◆ **WRITTEN EXERCISE**: Gather every line from the records below that contains the word "card" and copy each of those lines in full.

◆ **DATA SHOWN**:
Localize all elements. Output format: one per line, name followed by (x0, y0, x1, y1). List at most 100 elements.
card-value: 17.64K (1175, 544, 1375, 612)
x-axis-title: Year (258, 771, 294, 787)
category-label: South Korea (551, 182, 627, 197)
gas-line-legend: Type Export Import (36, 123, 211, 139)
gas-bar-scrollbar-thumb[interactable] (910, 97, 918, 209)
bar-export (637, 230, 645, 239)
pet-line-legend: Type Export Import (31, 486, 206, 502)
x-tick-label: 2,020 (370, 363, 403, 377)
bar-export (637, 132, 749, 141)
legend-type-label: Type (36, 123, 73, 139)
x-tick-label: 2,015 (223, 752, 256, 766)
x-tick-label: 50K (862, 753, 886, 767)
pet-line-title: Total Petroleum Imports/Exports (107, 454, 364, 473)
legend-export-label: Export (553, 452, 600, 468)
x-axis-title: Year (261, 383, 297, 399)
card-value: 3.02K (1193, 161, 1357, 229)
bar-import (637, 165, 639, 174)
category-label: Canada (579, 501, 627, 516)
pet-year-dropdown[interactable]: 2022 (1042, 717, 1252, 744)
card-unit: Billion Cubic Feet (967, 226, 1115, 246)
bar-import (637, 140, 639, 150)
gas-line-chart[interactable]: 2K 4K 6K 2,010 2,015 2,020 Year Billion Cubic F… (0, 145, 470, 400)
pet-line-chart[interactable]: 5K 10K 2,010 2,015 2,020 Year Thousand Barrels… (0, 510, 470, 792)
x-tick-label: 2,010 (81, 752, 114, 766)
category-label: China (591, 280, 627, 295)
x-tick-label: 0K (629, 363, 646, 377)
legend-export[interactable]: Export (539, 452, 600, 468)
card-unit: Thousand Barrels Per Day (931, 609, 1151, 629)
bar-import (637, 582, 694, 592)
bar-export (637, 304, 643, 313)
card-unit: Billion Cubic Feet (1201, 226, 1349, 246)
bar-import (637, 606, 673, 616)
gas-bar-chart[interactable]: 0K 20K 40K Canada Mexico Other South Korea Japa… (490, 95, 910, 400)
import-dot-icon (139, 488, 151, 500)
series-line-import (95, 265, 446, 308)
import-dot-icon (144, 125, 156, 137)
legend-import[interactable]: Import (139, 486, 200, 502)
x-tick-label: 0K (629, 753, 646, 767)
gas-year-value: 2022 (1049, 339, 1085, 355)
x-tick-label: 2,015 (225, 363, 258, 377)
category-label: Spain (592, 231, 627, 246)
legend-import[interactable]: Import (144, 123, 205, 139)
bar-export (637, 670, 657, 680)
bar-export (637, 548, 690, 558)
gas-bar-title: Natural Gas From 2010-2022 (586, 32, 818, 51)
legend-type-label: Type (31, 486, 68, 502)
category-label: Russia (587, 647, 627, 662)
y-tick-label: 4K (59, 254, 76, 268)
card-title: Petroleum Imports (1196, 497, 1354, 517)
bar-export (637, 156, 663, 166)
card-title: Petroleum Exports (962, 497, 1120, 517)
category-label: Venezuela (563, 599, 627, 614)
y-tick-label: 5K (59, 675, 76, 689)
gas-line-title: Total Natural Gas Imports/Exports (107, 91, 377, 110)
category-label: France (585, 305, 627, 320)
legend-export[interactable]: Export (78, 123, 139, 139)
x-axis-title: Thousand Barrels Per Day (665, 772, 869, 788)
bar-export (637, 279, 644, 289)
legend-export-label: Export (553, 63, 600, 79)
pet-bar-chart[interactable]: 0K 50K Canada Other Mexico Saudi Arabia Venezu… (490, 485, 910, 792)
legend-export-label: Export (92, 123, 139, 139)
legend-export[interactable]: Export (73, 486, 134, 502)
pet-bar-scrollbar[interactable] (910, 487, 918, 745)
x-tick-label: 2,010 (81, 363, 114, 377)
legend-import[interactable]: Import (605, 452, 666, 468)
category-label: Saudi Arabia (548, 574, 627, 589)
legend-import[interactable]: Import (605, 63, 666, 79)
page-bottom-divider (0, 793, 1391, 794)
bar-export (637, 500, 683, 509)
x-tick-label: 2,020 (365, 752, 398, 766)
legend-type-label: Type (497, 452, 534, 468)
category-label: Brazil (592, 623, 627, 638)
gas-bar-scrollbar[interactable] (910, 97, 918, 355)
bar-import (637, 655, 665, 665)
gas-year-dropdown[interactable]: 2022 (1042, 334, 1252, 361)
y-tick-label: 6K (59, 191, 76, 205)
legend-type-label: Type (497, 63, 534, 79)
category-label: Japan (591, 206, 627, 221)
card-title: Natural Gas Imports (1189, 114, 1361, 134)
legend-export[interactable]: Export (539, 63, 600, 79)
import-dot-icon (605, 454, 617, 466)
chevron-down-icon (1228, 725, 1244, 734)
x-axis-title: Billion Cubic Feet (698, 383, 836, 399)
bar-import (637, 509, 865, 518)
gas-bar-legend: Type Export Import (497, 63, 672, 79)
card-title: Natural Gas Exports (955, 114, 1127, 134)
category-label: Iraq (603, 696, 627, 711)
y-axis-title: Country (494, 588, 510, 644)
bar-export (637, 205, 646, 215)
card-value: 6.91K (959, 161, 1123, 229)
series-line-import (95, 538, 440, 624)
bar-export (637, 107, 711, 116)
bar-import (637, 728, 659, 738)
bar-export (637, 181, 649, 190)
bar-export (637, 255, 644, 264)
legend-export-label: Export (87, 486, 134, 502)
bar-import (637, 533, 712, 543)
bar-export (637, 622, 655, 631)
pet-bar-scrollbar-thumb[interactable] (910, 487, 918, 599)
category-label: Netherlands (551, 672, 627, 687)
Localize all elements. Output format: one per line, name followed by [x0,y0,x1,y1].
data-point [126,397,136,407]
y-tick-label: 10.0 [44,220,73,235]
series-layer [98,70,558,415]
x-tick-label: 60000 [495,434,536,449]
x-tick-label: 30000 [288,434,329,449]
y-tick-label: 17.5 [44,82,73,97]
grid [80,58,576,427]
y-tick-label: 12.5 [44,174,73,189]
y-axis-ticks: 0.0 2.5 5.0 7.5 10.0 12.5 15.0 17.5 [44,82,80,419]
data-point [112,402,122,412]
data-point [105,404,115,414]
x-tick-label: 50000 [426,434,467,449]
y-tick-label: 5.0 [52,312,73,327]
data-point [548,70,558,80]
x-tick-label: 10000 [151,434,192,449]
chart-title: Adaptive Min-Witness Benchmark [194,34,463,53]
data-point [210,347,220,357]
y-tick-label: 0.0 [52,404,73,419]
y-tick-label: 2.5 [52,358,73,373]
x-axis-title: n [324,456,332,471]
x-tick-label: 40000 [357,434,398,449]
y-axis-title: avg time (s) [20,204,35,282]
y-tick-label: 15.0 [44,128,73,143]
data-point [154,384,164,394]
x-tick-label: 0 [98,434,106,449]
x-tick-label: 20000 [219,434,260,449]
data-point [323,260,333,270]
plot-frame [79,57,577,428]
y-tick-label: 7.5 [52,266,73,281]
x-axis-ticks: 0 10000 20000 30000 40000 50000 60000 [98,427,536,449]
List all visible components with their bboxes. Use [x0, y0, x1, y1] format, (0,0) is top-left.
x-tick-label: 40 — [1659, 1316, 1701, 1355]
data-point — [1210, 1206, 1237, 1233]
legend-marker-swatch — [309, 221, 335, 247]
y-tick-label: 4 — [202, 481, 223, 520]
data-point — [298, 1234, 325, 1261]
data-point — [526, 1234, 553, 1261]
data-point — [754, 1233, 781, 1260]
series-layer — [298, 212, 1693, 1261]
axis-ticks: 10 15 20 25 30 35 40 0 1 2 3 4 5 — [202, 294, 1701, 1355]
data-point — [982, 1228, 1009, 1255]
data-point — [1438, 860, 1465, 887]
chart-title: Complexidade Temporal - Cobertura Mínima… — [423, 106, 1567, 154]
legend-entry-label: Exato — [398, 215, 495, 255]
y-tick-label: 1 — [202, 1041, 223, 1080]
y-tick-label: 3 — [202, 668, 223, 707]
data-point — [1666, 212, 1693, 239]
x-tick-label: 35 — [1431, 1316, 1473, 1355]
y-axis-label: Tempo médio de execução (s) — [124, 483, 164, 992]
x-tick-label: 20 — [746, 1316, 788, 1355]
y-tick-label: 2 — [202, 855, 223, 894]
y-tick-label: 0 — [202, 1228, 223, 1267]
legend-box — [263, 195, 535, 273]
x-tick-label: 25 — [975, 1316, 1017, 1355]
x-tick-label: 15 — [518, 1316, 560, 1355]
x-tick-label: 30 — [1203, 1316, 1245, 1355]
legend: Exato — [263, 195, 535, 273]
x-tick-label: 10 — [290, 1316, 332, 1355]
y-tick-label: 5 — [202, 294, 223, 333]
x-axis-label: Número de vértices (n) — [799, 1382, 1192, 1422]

◆ **SOLUTION TO THE PROBLEM**:
card-value: 17.64K (1175, 544, 1375, 612)
card-value: 3.02K (1193, 161, 1357, 229)
card-unit: Billion Cubic Feet (967, 226, 1115, 246)
card-unit: Thousand Barrels Per Day (931, 609, 1151, 629)
card-unit: Billion Cubic Feet (1201, 226, 1349, 246)
card-title: Petroleum Imports (1196, 497, 1354, 517)
card-title: Petroleum Exports (962, 497, 1120, 517)
card-title: Natural Gas Imports (1189, 114, 1361, 134)
card-title: Natural Gas Exports (955, 114, 1127, 134)
card-value: 6.91K (959, 161, 1123, 229)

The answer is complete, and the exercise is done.